----- ENTRIES SHOWN

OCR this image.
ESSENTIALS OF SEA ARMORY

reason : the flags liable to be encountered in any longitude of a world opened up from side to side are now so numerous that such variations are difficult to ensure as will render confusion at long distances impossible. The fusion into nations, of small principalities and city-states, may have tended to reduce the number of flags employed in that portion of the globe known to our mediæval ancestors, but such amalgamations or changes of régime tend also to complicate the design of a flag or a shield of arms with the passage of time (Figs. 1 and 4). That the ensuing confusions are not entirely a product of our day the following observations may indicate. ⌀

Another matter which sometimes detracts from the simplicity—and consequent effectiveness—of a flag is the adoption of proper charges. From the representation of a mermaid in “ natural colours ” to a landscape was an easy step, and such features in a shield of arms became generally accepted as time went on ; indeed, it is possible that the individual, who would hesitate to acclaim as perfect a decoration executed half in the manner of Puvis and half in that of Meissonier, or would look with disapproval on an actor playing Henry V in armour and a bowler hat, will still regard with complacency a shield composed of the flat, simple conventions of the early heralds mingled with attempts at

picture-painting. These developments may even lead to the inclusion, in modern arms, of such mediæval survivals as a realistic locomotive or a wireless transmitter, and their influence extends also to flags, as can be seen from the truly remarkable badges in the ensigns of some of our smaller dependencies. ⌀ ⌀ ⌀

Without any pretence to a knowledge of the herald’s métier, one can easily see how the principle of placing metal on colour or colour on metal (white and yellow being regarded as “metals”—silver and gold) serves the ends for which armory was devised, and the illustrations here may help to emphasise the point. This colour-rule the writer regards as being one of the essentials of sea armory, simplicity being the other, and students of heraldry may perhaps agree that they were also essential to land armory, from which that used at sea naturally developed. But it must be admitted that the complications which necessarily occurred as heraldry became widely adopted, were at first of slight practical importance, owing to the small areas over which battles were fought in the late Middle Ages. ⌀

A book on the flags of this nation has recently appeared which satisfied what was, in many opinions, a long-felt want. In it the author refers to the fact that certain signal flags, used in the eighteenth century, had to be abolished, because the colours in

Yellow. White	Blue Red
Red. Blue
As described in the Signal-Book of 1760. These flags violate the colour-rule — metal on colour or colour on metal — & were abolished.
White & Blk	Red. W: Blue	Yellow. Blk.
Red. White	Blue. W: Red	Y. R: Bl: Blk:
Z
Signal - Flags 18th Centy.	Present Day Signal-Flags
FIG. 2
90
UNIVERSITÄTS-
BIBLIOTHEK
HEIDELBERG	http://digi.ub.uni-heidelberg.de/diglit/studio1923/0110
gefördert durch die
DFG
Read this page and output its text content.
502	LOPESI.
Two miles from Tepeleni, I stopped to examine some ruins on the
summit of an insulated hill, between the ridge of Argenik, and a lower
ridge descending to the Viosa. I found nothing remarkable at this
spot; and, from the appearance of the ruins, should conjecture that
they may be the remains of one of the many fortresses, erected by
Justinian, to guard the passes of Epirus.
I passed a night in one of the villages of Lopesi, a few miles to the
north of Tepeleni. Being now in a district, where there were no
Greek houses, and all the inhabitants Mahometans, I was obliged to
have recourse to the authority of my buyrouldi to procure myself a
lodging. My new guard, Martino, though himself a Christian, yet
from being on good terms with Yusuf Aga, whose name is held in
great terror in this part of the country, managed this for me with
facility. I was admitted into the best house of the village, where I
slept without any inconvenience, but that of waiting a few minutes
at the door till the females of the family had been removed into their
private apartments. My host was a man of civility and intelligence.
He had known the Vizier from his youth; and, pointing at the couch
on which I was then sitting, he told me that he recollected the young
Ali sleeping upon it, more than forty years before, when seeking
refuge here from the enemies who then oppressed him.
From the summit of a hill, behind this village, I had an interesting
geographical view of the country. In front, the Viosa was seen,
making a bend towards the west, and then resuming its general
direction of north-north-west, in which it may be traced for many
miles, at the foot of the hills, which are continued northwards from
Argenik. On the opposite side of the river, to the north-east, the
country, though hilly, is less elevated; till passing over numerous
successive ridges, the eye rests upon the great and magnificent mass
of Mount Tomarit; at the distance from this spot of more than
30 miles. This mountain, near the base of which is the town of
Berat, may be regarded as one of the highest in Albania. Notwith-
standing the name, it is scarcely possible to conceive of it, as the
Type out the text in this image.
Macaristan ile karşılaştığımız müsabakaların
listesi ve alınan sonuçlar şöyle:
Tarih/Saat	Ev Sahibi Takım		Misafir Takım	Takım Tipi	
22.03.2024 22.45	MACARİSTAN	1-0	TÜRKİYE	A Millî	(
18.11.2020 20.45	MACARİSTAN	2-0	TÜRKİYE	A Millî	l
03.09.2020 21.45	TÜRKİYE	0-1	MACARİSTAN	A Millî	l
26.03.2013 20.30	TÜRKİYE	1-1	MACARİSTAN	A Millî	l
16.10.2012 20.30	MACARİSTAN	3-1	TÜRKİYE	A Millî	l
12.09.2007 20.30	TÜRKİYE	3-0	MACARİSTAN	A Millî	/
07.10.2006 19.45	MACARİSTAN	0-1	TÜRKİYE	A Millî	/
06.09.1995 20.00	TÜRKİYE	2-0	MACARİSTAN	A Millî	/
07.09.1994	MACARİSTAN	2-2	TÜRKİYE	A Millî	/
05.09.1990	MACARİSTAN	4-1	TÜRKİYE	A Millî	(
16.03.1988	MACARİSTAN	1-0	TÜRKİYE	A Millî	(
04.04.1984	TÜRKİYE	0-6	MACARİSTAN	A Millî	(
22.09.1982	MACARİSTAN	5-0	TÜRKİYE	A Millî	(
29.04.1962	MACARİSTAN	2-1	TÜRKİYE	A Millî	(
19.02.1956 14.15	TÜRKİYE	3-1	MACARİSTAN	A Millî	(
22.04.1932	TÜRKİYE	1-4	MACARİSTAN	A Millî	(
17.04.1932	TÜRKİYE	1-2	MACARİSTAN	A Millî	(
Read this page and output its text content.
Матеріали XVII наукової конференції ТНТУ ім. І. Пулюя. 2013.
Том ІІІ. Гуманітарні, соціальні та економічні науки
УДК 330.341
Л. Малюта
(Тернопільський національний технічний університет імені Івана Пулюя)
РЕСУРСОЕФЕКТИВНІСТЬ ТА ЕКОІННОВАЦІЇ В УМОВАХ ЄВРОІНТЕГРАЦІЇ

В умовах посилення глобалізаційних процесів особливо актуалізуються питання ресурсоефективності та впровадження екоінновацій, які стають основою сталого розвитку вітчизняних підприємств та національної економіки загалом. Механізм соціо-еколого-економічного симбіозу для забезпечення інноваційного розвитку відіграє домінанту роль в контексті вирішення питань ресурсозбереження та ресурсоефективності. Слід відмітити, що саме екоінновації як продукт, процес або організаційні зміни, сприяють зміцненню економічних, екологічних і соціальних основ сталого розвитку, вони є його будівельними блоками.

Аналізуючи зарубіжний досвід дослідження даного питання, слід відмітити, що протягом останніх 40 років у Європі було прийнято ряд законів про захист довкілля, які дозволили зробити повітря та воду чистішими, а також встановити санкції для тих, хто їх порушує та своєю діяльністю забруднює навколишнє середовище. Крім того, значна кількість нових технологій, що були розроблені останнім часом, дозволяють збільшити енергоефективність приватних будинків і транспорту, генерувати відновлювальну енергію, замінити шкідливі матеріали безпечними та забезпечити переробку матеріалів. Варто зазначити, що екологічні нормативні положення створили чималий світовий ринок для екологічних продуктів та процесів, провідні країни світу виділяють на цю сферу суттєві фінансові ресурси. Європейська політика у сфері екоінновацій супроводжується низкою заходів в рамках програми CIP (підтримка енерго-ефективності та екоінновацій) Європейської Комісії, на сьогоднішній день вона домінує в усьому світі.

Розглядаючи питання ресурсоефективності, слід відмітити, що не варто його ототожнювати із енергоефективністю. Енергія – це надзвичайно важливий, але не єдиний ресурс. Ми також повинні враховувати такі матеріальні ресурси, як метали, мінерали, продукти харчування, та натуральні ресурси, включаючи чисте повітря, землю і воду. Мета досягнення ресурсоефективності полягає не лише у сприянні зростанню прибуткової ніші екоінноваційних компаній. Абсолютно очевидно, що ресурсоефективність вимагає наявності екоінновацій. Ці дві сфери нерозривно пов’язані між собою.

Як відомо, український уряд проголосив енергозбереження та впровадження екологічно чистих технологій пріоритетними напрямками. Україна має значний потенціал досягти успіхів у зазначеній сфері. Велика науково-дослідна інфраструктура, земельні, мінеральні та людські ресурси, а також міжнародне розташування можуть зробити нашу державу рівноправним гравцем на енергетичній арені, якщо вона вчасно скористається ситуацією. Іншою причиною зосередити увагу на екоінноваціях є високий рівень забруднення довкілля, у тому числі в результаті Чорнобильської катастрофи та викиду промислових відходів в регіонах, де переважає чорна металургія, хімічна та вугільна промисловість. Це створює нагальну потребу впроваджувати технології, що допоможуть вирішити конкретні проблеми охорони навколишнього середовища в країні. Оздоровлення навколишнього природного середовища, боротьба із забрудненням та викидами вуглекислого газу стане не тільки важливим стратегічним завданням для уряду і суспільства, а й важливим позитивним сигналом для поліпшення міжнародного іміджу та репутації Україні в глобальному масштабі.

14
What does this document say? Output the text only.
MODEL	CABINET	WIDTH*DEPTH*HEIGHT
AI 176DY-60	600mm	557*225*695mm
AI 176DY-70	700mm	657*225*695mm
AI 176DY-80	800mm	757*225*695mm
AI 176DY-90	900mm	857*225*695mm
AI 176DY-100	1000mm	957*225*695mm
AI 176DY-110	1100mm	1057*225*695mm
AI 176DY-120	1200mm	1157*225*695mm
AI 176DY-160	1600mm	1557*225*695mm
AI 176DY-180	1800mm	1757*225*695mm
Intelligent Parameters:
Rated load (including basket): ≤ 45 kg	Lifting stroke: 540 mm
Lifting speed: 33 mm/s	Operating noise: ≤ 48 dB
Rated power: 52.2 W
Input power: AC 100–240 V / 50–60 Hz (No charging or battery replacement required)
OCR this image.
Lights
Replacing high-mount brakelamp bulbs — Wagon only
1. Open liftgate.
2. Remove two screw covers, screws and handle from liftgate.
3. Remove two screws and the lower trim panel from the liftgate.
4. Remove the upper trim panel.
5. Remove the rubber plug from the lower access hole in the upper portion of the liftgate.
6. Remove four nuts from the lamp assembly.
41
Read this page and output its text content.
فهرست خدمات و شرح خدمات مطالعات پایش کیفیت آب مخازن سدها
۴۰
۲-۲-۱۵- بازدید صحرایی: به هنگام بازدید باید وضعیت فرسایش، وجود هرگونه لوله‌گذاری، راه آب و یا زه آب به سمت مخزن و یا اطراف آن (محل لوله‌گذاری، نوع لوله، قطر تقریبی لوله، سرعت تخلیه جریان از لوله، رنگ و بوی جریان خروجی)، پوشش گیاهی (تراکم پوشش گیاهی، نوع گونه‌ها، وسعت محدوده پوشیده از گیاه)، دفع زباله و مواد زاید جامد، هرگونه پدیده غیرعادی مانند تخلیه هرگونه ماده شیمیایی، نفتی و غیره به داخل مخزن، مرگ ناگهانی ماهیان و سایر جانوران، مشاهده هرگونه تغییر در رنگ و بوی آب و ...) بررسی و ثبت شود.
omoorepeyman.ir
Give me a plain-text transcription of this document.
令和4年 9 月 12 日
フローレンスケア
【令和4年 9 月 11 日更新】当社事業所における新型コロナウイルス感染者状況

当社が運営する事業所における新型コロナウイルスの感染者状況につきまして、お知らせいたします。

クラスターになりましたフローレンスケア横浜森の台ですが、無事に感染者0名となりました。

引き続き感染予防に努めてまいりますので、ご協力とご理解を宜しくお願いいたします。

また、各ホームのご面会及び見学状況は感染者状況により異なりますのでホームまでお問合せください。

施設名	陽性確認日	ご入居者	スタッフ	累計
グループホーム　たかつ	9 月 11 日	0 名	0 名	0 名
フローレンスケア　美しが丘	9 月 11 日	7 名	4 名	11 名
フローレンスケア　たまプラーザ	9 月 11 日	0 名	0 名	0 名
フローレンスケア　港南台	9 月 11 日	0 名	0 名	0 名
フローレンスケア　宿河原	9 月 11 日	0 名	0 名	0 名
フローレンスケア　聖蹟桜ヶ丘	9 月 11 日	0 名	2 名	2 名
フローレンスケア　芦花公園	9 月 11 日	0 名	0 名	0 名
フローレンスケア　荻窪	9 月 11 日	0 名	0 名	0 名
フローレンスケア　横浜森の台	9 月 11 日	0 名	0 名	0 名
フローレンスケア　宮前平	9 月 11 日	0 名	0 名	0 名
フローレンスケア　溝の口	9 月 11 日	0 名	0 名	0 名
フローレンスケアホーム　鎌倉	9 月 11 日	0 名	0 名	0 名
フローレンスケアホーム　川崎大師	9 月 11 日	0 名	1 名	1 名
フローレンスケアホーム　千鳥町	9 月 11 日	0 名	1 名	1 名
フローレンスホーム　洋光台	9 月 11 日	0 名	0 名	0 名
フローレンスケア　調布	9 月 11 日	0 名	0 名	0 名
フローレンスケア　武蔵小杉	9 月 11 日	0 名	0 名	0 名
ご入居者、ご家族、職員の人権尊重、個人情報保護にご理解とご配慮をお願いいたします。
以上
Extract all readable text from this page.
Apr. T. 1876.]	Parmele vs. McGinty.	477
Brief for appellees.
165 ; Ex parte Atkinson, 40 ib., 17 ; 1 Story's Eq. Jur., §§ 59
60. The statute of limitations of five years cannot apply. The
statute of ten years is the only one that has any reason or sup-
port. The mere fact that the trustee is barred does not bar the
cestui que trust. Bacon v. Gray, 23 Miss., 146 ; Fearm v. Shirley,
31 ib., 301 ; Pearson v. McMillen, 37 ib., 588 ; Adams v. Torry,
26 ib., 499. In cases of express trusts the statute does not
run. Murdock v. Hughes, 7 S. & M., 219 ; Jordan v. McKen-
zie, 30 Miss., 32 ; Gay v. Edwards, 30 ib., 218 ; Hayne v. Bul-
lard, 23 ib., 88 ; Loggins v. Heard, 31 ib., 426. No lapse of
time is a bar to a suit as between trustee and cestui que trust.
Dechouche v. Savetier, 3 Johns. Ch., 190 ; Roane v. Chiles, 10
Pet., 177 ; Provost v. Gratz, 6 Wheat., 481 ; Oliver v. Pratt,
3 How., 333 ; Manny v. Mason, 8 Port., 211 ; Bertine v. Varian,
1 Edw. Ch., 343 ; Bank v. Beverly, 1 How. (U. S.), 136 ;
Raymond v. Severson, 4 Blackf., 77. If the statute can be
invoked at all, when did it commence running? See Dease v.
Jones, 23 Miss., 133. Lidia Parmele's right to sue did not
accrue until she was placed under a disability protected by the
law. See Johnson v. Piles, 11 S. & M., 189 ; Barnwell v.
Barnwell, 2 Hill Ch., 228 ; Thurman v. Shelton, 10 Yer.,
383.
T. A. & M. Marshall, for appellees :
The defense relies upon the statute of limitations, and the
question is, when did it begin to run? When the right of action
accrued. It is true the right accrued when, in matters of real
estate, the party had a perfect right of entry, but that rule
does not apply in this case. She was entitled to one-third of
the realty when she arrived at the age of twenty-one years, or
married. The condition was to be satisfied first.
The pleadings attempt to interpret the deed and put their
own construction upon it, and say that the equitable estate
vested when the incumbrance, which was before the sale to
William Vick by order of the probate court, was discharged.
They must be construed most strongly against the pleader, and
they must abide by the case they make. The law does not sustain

----------

• EXERCISE:
Report the number of lines that contain "though", with no other words.

• COMPLETE ANSWER:
2